Para o desembargador Ricardo Múcio Santana de Abreu Lima, a proibição do app no Brasil gerou um “caos social” e como, para ele, não há como afirmar se o WhatsApp tem ou não a capacidade técnica de fornecer o que pede a Justiça, então seria melhor liberar o app. Lima diz ainda que a questão poderia ser resolvida pelo STF (Superior Tribunal Federal), que daria uma palavra final sobre a legalidade do bloqueio.
O que diz a lei brasileira?
O Marco Civil da Internet –que regula o uso da Internet no Brasil– obriga as empresas de aplicações com representação no país a guardarem dados e registros de acesso dos usuários por um período mínimo de seis meses e os forneçam mediante ordem judicial. Prazo que pode se estender a depender da ordem judicial. Também está na lei que o fluxo de comunicação assim como as comunicações privadas armazenadas são invioláveis e têm sigilo, com exceção a casos em que há ordem judicial. Há ainda um parágrafo que diz que o provedor deve fornecer “dados pessoais ou outras informações que possam contribuir para a identificação do usuário ou do terminal, mediante ordem judicial” e que “o conteúdo das comunicações privadas somente poderá ser disponibilizado mediante ordem judicial”.
Caso o WhatsApp não tenha condições técnicas para atender ao pedido da Justiça, é preciso se manifestar e, em alguns casos, até apresentar laudos técnicos que justifiquem a impossibilidade.
O que o WhatsApp diz em sua política de privacidade?
A página de termos de serviço do WhatsApp cita (em inglês) a possibilidade de guardar informações dos usuários como data e hora das mensagens enviadas associadas aos respectivos celulares da conversa, além de arquivos trocados. Esses dados ficariam nos servidores por um “curto período de tempo” e depois seriam deletados.
————————
* O QUE FAZER *
Devolva na íntegra o texto sobre o bloqueio do WhatsApp, sem alterar nenhuma palavra. Os registros abaixo são um material à parte e não têm ligação com o texto sobre o bloqueio do WhatsApp.

* INFORMAÇÕES *
————————
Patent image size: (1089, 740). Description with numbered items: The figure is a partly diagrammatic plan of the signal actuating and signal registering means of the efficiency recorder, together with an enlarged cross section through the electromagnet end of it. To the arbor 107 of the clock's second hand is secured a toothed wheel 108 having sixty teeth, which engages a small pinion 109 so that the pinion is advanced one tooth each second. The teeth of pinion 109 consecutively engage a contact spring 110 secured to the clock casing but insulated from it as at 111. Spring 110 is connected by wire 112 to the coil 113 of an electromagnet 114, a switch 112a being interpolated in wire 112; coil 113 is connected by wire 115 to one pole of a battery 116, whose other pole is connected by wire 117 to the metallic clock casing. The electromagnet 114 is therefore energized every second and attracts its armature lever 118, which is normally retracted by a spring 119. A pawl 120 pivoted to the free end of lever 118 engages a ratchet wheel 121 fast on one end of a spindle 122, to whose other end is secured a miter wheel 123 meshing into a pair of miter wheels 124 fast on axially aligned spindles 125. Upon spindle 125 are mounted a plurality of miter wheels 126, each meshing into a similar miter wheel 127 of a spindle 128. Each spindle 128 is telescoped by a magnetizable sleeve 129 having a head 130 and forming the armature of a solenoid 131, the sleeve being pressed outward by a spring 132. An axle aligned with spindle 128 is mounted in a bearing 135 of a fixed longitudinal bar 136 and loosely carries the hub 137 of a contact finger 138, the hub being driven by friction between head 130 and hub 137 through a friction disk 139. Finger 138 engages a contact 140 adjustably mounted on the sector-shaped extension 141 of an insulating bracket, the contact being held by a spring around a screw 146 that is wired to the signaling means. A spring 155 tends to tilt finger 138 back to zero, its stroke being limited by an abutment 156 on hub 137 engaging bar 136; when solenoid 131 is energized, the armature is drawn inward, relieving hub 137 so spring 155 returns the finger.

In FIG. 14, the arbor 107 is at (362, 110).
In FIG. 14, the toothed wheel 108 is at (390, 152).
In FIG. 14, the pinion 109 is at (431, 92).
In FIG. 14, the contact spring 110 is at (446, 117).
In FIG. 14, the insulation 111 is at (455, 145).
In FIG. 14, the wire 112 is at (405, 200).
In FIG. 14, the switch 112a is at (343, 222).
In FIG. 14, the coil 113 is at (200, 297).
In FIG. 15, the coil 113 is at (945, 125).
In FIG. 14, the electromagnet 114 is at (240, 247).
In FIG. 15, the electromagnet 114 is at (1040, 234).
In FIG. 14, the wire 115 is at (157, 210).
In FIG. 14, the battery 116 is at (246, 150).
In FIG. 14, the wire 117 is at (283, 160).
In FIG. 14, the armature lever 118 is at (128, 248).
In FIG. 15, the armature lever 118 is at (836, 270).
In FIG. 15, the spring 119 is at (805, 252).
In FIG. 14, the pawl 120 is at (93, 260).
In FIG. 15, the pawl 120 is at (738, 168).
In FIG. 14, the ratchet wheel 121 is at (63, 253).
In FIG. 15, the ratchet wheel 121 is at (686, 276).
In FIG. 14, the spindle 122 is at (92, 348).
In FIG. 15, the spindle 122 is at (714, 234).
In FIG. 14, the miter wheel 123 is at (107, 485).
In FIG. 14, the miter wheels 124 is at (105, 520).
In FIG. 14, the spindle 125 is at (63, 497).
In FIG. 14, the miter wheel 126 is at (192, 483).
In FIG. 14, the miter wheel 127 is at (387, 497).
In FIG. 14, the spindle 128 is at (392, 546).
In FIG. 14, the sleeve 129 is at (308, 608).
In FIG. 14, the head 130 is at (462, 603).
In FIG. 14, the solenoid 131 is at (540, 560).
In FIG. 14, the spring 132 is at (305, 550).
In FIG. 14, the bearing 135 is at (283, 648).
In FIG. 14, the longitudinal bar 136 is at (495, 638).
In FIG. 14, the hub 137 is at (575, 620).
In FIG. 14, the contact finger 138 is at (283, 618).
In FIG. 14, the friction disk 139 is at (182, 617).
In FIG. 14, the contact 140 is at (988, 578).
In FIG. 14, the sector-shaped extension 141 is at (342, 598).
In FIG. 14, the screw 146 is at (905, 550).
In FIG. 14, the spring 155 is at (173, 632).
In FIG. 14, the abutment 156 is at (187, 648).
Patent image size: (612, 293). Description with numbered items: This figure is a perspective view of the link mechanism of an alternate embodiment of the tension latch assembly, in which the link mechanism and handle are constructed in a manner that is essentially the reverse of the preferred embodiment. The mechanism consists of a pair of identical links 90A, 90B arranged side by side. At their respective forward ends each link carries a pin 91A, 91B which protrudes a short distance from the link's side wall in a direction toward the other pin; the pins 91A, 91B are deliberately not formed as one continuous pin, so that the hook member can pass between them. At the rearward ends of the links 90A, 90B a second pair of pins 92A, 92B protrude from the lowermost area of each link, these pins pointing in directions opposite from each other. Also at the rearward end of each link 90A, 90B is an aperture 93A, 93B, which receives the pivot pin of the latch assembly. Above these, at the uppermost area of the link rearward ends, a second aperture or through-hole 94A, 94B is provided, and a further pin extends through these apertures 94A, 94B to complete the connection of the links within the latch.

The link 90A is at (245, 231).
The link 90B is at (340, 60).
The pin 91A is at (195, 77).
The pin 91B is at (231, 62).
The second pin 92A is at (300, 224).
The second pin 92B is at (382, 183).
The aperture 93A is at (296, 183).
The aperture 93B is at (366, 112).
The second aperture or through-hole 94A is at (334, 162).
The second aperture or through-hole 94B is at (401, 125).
————————
* SUA RESPOSTA *
Para o desembargador Ricardo Múcio Santana de Abreu Lima, a proibição do app no Brasil gerou um “caos social” e como, para ele, não há como afirmar se o WhatsApp tem ou não a capacidade técnica de fornecer o que pede a Justiça, então seria melhor liberar o app. Lima diz ainda que a questão poderia ser resolvida pelo STF (Superior Tribunal Federal), que daria uma palavra final sobre a legalidade do bloqueio.
O que diz a lei brasileira?
O Marco Civil da Internet –que regula o uso da Internet no Brasil– obriga as empresas de aplicações com representação no país a guardarem dados e registros de acesso dos usuários por um período mínimo de seis meses e os forneçam mediante ordem judicial. Prazo que pode se estender a depender da ordem judicial. Também está na lei que o fluxo de comunicação assim como as comunicações privadas armazenadas são invioláveis e têm sigilo, com exceção a casos em que há ordem judicial. Há ainda um parágrafo que diz que o provedor deve fornecer “dados pessoais ou outras informações que possam contribuir para a identificação do usuário ou do terminal, mediante ordem judicial” e que “o conteúdo das comunicações privadas somente poderá ser disponibilizado mediante ordem judicial”.
Caso o WhatsApp não tenha condições técnicas para atender ao pedido da Justiça, é preciso se manifestar e, em alguns casos, até apresentar laudos técnicos que justifiquem a impossibilidade.
O que o WhatsApp diz em sua política de privacidade?
A página de termos de serviço do WhatsApp cita (em inglês) a possibilidade de guardar informações dos usuários como data e hora das mensagens enviadas associadas aos respectivos celulares da conversa, além de arquivos trocados. Esses dados ficariam nos servidores por um “curto período de tempo” e depois seriam deletados.